Data tied to figure images:
----

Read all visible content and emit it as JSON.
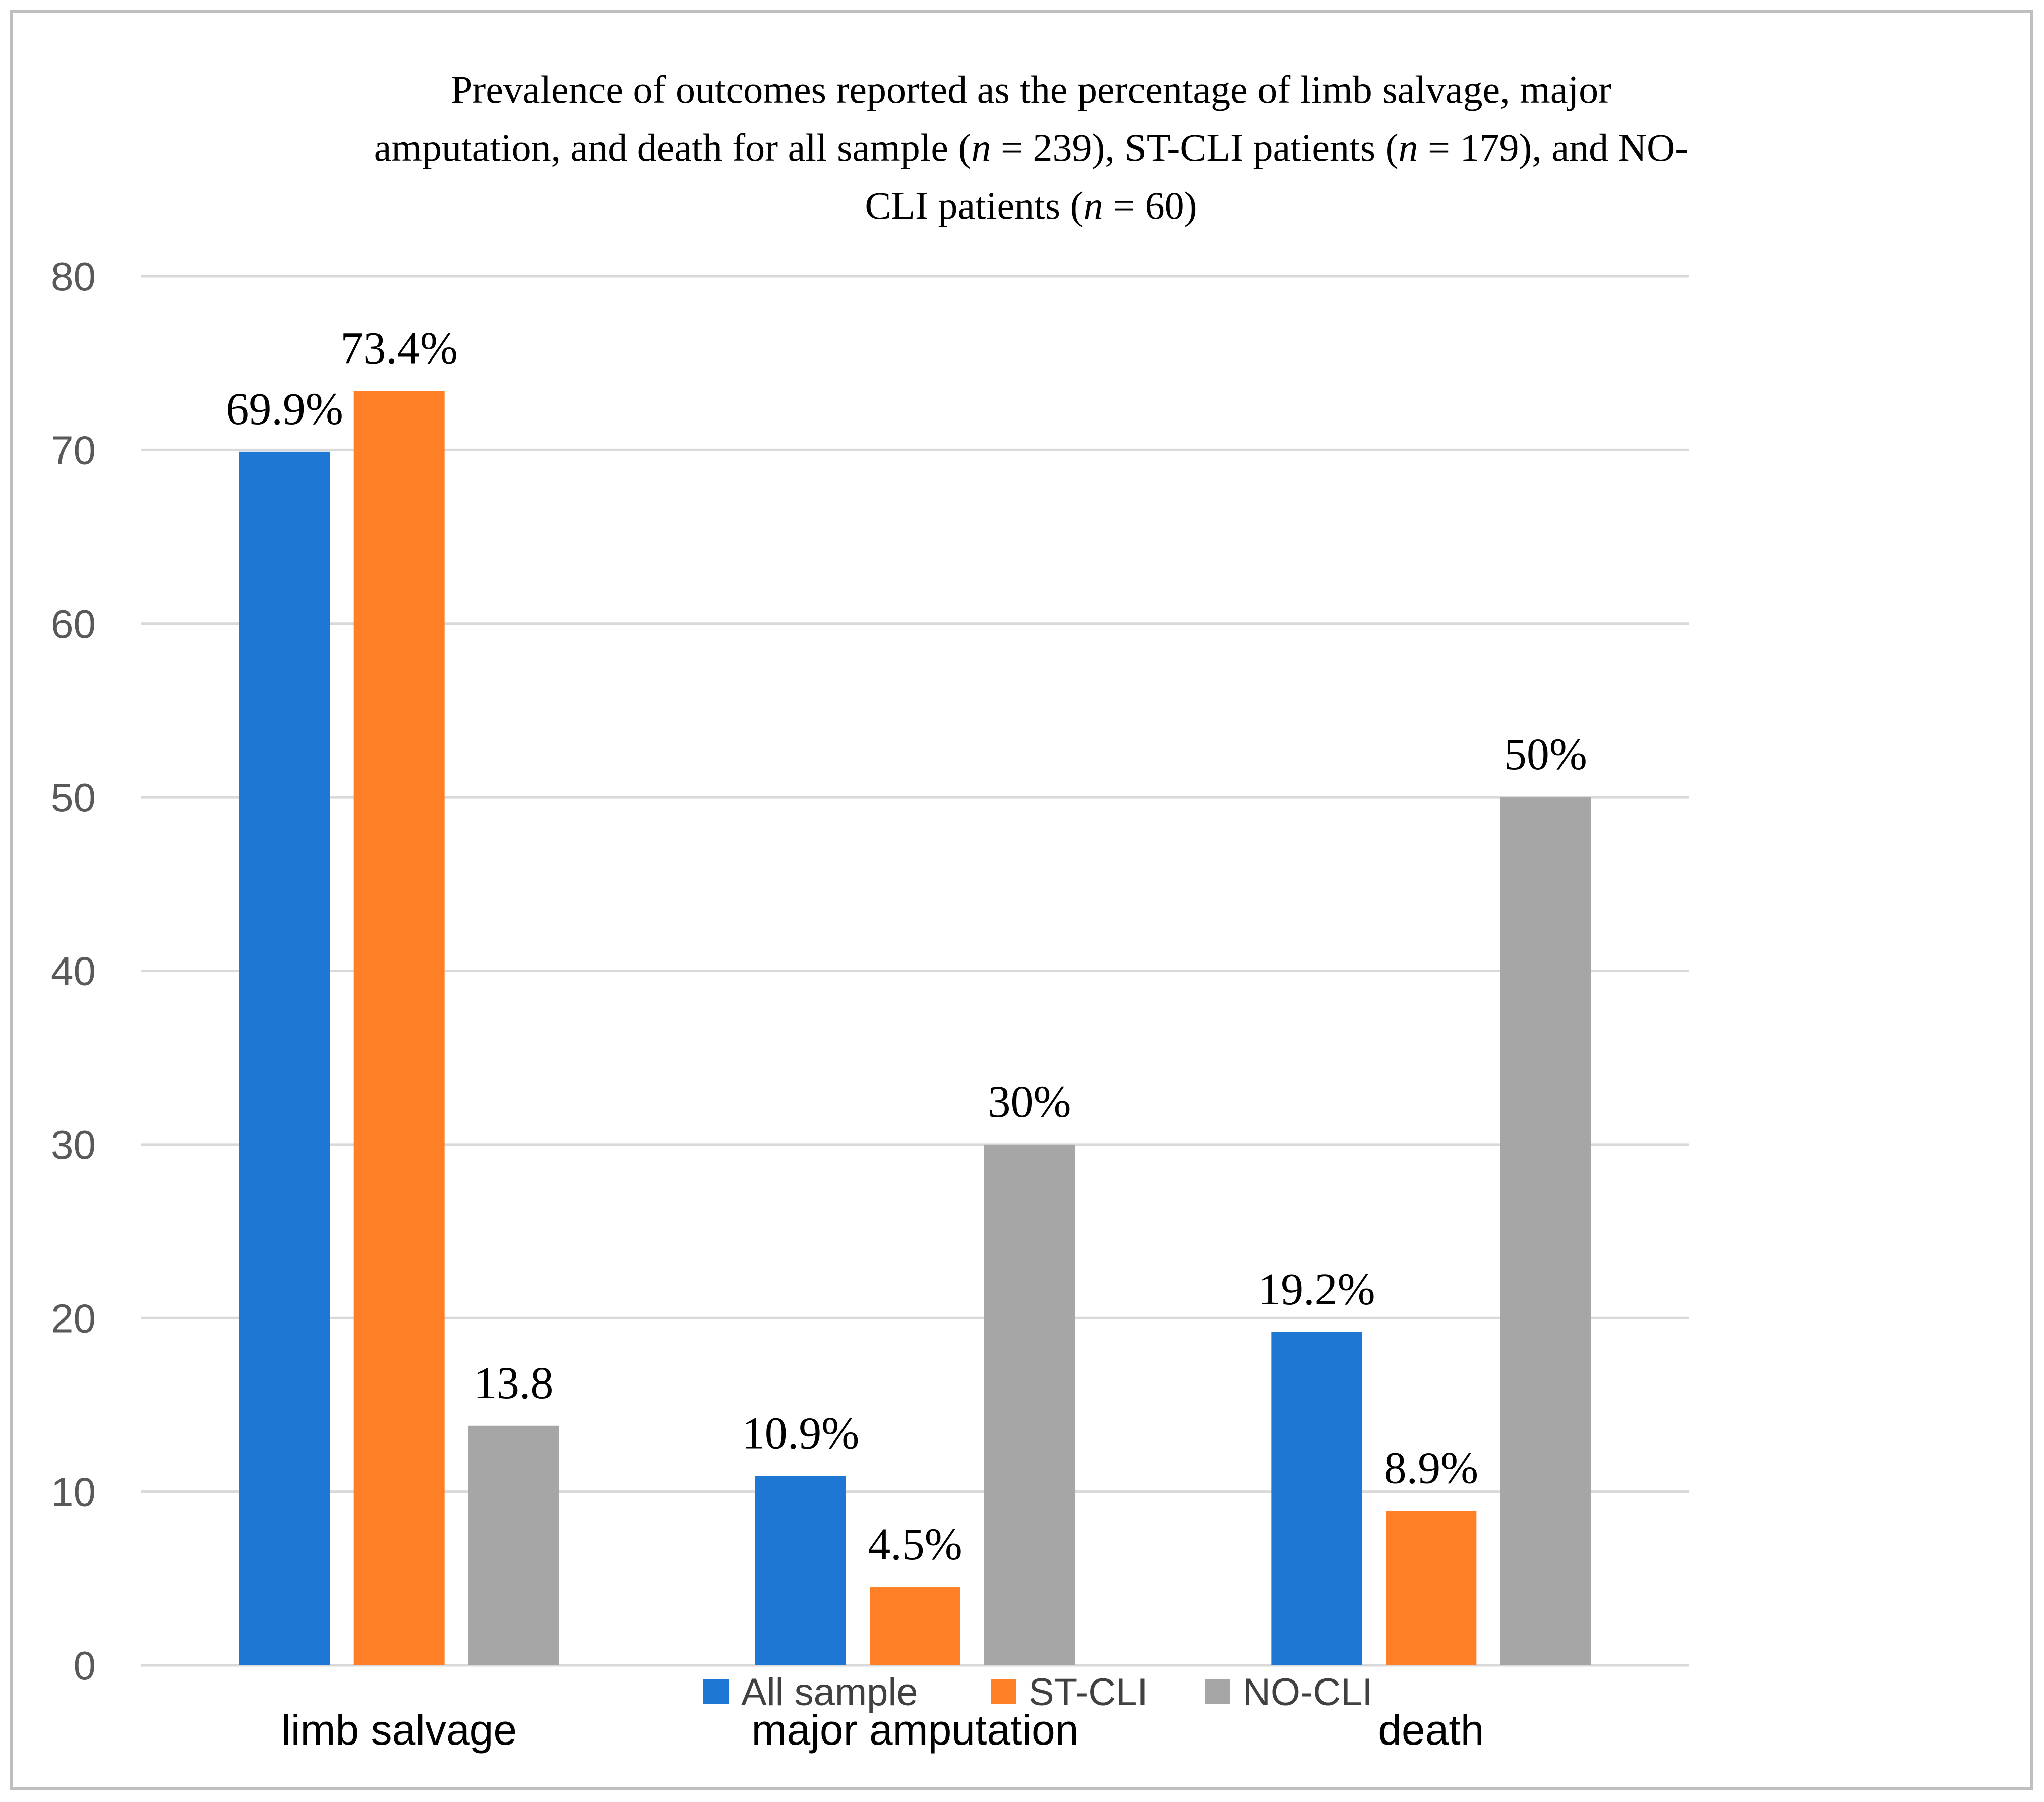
{
  "chart_data": {
    "type": "bar",
    "title": {
      "line1": "Prevalence of outcomes reported as the percentage of limb salvage, major",
      "line2_a": "amputation, and death for all sample (",
      "n": "n",
      "line2_b": " = 239), ST-CLI patients (",
      "line2_c": " = 179), and NO-",
      "line3_a": "CLI patients (",
      "line3_b": " = 60)"
    },
    "categories": [
      "limb salvage",
      "major amputation",
      "death"
    ],
    "series": [
      {
        "name": "All sample",
        "color": "#1f77d4",
        "values": [
          69.9,
          10.9,
          19.2
        ],
        "labels": [
          "69.9%",
          "10.9%",
          "19.2%"
        ]
      },
      {
        "name": "ST-CLI",
        "color": "#ff7f27",
        "values": [
          73.4,
          4.5,
          8.9
        ],
        "labels": [
          "73.4%",
          "4.5%",
          "8.9%"
        ]
      },
      {
        "name": "NO-CLI",
        "color": "#a6a6a6",
        "values": [
          13.8,
          30,
          50
        ],
        "labels": [
          "13.8",
          "30%",
          "50%"
        ]
      }
    ],
    "yticks": [
      0,
      10,
      20,
      30,
      40,
      50,
      60,
      70,
      80
    ],
    "ylim": [
      0,
      80
    ],
    "xlabel": "",
    "ylabel": "",
    "grid": true,
    "legend_position": "bottom"
  }
}
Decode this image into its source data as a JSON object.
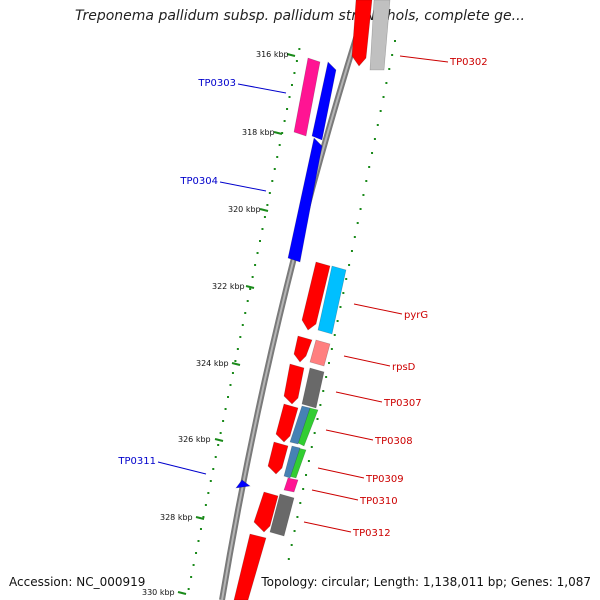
{
  "title": "Treponema pallidum subsp. pallidum str. Nichols, complete ge...",
  "footer": {
    "accession": "Accession: NC_000919",
    "topology": "Topology: circular; Length: 1,138,011 bp; Genes: 1,087"
  },
  "colors": {
    "backbone": "#808080",
    "tick": "#1a8a1a",
    "forward_label": "#0000cc",
    "reverse_label": "#cc0000"
  },
  "ticks": [
    "316 kbp",
    "318 kbp",
    "320 kbp",
    "322 kbp",
    "324 kbp",
    "326 kbp",
    "328 kbp",
    "330 kbp"
  ],
  "genes": [
    {
      "label": "TP0302",
      "strand": "reverse",
      "color": "#ff0000"
    },
    {
      "label": "",
      "strand": "reverse",
      "color": "#c0c0c0"
    },
    {
      "label": "TP0303",
      "strand": "forward",
      "color": "#ff1493"
    },
    {
      "label": "",
      "strand": "forward",
      "color": "#0000ff"
    },
    {
      "label": "TP0304",
      "strand": "forward",
      "color": "#0000ff"
    },
    {
      "label": "pyrG",
      "strand": "reverse",
      "color": "#00bfff"
    },
    {
      "label": "",
      "strand": "reverse",
      "color": "#ff0000"
    },
    {
      "label": "rpsD",
      "strand": "reverse",
      "color": "#ff7f7f"
    },
    {
      "label": "",
      "strand": "reverse",
      "color": "#ff0000"
    },
    {
      "label": "TP0307",
      "strand": "reverse",
      "color": "#696969"
    },
    {
      "label": "",
      "strand": "reverse",
      "color": "#ff0000"
    },
    {
      "label": "TP0308",
      "strand": "reverse",
      "color": "#32cd32"
    },
    {
      "label": "",
      "strand": "reverse",
      "color": "#4682b4"
    },
    {
      "label": "",
      "strand": "reverse",
      "color": "#ff0000"
    },
    {
      "label": "TP0309",
      "strand": "reverse",
      "color": "#32cd32"
    },
    {
      "label": "",
      "strand": "reverse",
      "color": "#4682b4"
    },
    {
      "label": "",
      "strand": "reverse",
      "color": "#ff0000"
    },
    {
      "label": "TP0310",
      "strand": "reverse",
      "color": "#ff1493"
    },
    {
      "label": "TP0311",
      "strand": "forward",
      "color": "#0000ff"
    },
    {
      "label": "",
      "strand": "reverse",
      "color": "#ff0000"
    },
    {
      "label": "TP0312",
      "strand": "reverse",
      "color": "#696969"
    },
    {
      "label": "",
      "strand": "reverse",
      "color": "#ff0000"
    }
  ]
}
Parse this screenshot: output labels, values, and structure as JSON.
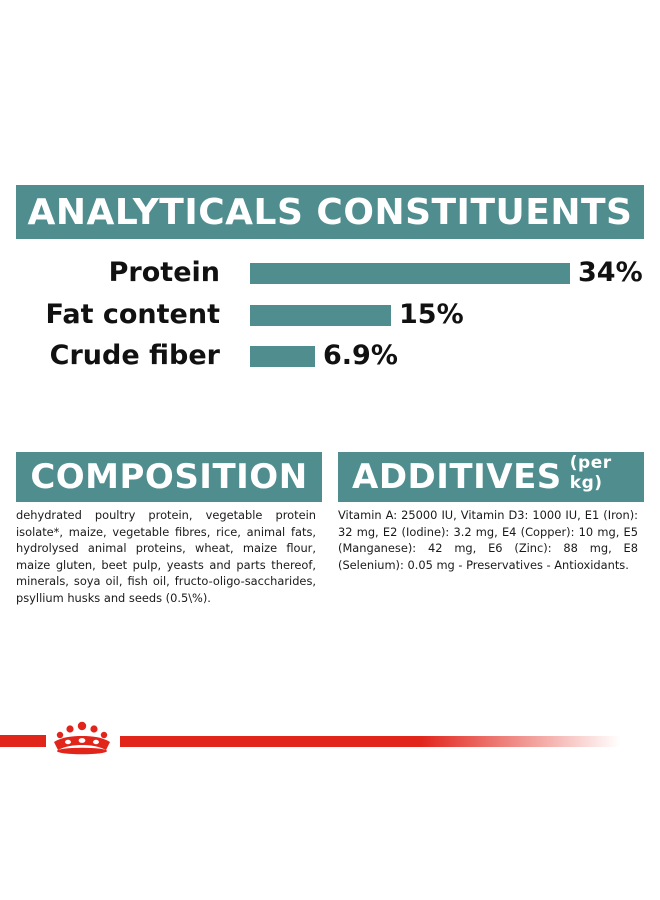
{
  "analytics": {
    "title": "ANALYTICALS CONSTITUENTS",
    "rows": [
      {
        "label": "Protein",
        "value_text": "34%",
        "value": 34
      },
      {
        "label": "Fat content",
        "value_text": "15%",
        "value": 15
      },
      {
        "label": "Crude fiber",
        "value_text": "6.9%",
        "value": 6.9
      }
    ],
    "bar_color": "#4f8d8f"
  },
  "composition": {
    "title": "COMPOSITION",
    "text": "dehydrated poultry protein, vegetable protein isolate*, maize, vegetable fibres, rice, animal fats, hydrolysed animal proteins, wheat, maize flour, maize gluten, beet pulp, yeasts and parts thereof, minerals, soya oil, fish oil, fructo-oligo-saccharides, psyllium husks and seeds (0.5\\%)."
  },
  "additives": {
    "title": "ADDITIVES",
    "subtitle": "(per kg)",
    "text": "Vitamin A: 25000 IU, Vitamin D3: 1000 IU, E1 (Iron): 32 mg, E2 (Iodine): 3.2 mg, E4 (Copper): 10 mg, E5 (Manganese): 42 mg, E6 (Zinc): 88 mg, E8 (Selenium): 0.05 mg - Preservatives - Antioxidants."
  },
  "brand": {
    "logo_icon": "royal-canin-crown-icon",
    "accent_color": "#e1251b"
  }
}
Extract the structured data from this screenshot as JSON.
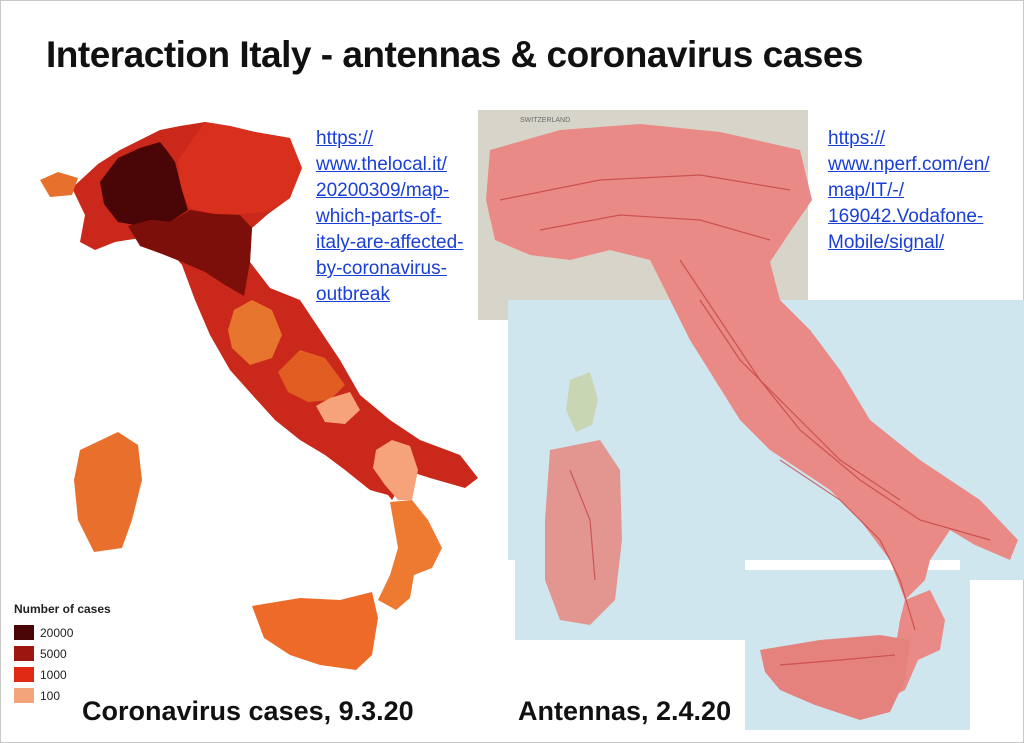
{
  "title": "Interaction Italy - antennas & coronavirus cases",
  "left_source_link": [
    "https://",
    "www.thelocal.it/",
    "20200309/map-",
    "which-parts-of-",
    "italy-are-affected-",
    "by-coronavirus-",
    "outbreak"
  ],
  "right_source_link": [
    "https://",
    "www.nperf.com/en/",
    "map/IT/-/",
    "169042.Vodafone-",
    "Mobile/signal/"
  ],
  "legend": {
    "title": "Number of cases",
    "items": [
      {
        "label": "20000",
        "color": "#4a0606"
      },
      {
        "label": "5000",
        "color": "#9c170f"
      },
      {
        "label": "1000",
        "color": "#e02a16"
      },
      {
        "label": "100",
        "color": "#f4a47a"
      }
    ]
  },
  "captions": {
    "left": "Coronavirus cases, 9.3.20",
    "right": "Antennas, 2.4.20"
  },
  "map_labels": [
    "SWITZERLAND"
  ]
}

----

What to work on: Make an exact copy of every entry above, but keep the pictures out of it.

Output below:
Read all visible content and emit it as JSON.
{
  "chart_data": {
    "type": "bar",
    "title": {
      "line1": "Prevalence of outcomes reported as the percentage of limb salvage, major",
      "line2_a": "amputation, and death for all sample (",
      "n": "n",
      "line2_b": " = 239), ST-CLI patients (",
      "line2_c": " = 179), and NO-",
      "line3_a": "CLI patients (",
      "line3_b": " = 60)"
    },
    "categories": [
      "limb salvage",
      "major amputation",
      "death"
    ],
    "series": [
      {
        "name": "All sample",
        "color": "#1f77d4",
        "values": [
          69.9,
          10.9,
          19.2
        ],
        "labels": [
          "69.9%",
          "10.9%",
          "19.2%"
        ]
      },
      {
        "name": "ST-CLI",
        "color": "#ff7f27",
        "values": [
          73.4,
          4.5,
          8.9
        ],
        "labels": [
          "73.4%",
          "4.5%",
          "8.9%"
        ]
      },
      {
        "name": "NO-CLI",
        "color": "#a6a6a6",
        "values": [
          13.8,
          30,
          50
        ],
        "labels": [
          "13.8",
          "30%",
          "50%"
        ]
      }
    ],
    "yticks": [
      0,
      10,
      20,
      30,
      40,
      50,
      60,
      70,
      80
    ],
    "ylim": [
      0,
      80
    ],
    "xlabel": "",
    "ylabel": "",
    "grid": true,
    "legend_position": "bottom"
  }
}
Decode this image into its source data as a JSON object.
{
  "title": "Treponema pallidum subsp. pallidum str. Nichols, complete ge...",
  "footer": {
    "accession": "Accession: NC_000919",
    "topology": "Topology: circular; Length: 1,138,011 bp; Genes: 1,087"
  },
  "colors": {
    "backbone": "#808080",
    "tick": "#1a8a1a",
    "forward_label": "#0000cc",
    "reverse_label": "#cc0000"
  },
  "ticks": [
    "316 kbp",
    "318 kbp",
    "320 kbp",
    "322 kbp",
    "324 kbp",
    "326 kbp",
    "328 kbp",
    "330 kbp"
  ],
  "genes": [
    {
      "label": "TP0302",
      "strand": "reverse",
      "color": "#ff0000"
    },
    {
      "label": "",
      "strand": "reverse",
      "color": "#c0c0c0"
    },
    {
      "label": "TP0303",
      "strand": "forward",
      "color": "#ff1493"
    },
    {
      "label": "",
      "strand": "forward",
      "color": "#0000ff"
    },
    {
      "label": "TP0304",
      "strand": "forward",
      "color": "#0000ff"
    },
    {
      "label": "pyrG",
      "strand": "reverse",
      "color": "#00bfff"
    },
    {
      "label": "",
      "strand": "reverse",
      "color": "#ff0000"
    },
    {
      "label": "rpsD",
      "strand": "reverse",
      "color": "#ff7f7f"
    },
    {
      "label": "",
      "strand": "reverse",
      "color": "#ff0000"
    },
    {
      "label": "TP0307",
      "strand": "reverse",
      "color": "#696969"
    },
    {
      "label": "",
      "strand": "reverse",
      "color": "#ff0000"
    },
    {
      "label": "TP0308",
      "strand": "reverse",
      "color": "#32cd32"
    },
    {
      "label": "",
      "strand": "reverse",
      "color": "#4682b4"
    },
    {
      "label": "",
      "strand": "reverse",
      "color": "#ff0000"
    },
    {
      "label": "TP0309",
      "strand": "reverse",
      "color": "#32cd32"
    },
    {
      "label": "",
      "strand": "reverse",
      "color": "#4682b4"
    },
    {
      "label": "",
      "strand": "reverse",
      "color": "#ff0000"
    },
    {
      "label": "TP0310",
      "strand": "reverse",
      "color": "#ff1493"
    },
    {
      "label": "TP0311",
      "strand": "forward",
      "color": "#0000ff"
    },
    {
      "label": "",
      "strand": "reverse",
      "color": "#ff0000"
    },
    {
      "label": "TP0312",
      "strand": "reverse",
      "color": "#696969"
    },
    {
      "label": "",
      "strand": "reverse",
      "color": "#ff0000"
    }
  ]
}
Parse this screenshot: output labels, values, and structure as JSON.
{
  "analytics": {
    "title": "ANALYTICALS CONSTITUENTS",
    "rows": [
      {
        "label": "Protein",
        "value_text": "34%",
        "value": 34
      },
      {
        "label": "Fat content",
        "value_text": "15%",
        "value": 15
      },
      {
        "label": "Crude fiber",
        "value_text": "6.9%",
        "value": 6.9
      }
    ],
    "bar_color": "#4f8d8f"
  },
  "composition": {
    "title": "COMPOSITION",
    "text": "dehydrated poultry protein, vegetable protein isolate*, maize, vegetable fibres, rice, animal fats, hydrolysed animal proteins, wheat, maize flour, maize gluten, beet pulp, yeasts and parts thereof, minerals, soya oil, fish oil, fructo-oligo-saccharides, psyllium husks and seeds (0.5\\%)."
  },
  "additives": {
    "title": "ADDITIVES",
    "subtitle": "(per kg)",
    "text": "Vitamin A: 25000 IU, Vitamin D3: 1000 IU, E1 (Iron): 32 mg, E2 (Iodine): 3.2 mg, E4 (Copper): 10 mg, E5 (Manganese): 42 mg, E6 (Zinc): 88 mg, E8 (Selenium): 0.05 mg - Preservatives - Antioxidants."
  },
  "brand": {
    "logo_icon": "royal-canin-crown-icon",
    "accent_color": "#e1251b"
  }
}
Extract the structured data from this screenshot as JSON.
{
  "title": "Interaction Italy - antennas & coronavirus cases",
  "left_source_link": [
    "https://",
    "www.thelocal.it/",
    "20200309/map-",
    "which-parts-of-",
    "italy-are-affected-",
    "by-coronavirus-",
    "outbreak"
  ],
  "right_source_link": [
    "https://",
    "www.nperf.com/en/",
    "map/IT/-/",
    "169042.Vodafone-",
    "Mobile/signal/"
  ],
  "legend": {
    "title": "Number of cases",
    "items": [
      {
        "label": "20000",
        "color": "#4a0606"
      },
      {
        "label": "5000",
        "color": "#9c170f"
      },
      {
        "label": "1000",
        "color": "#e02a16"
      },
      {
        "label": "100",
        "color": "#f4a47a"
      }
    ]
  },
  "captions": {
    "left": "Coronavirus cases, 9.3.20",
    "right": "Antennas, 2.4.20"
  },
  "map_labels": [
    "SWITZERLAND"
  ]
}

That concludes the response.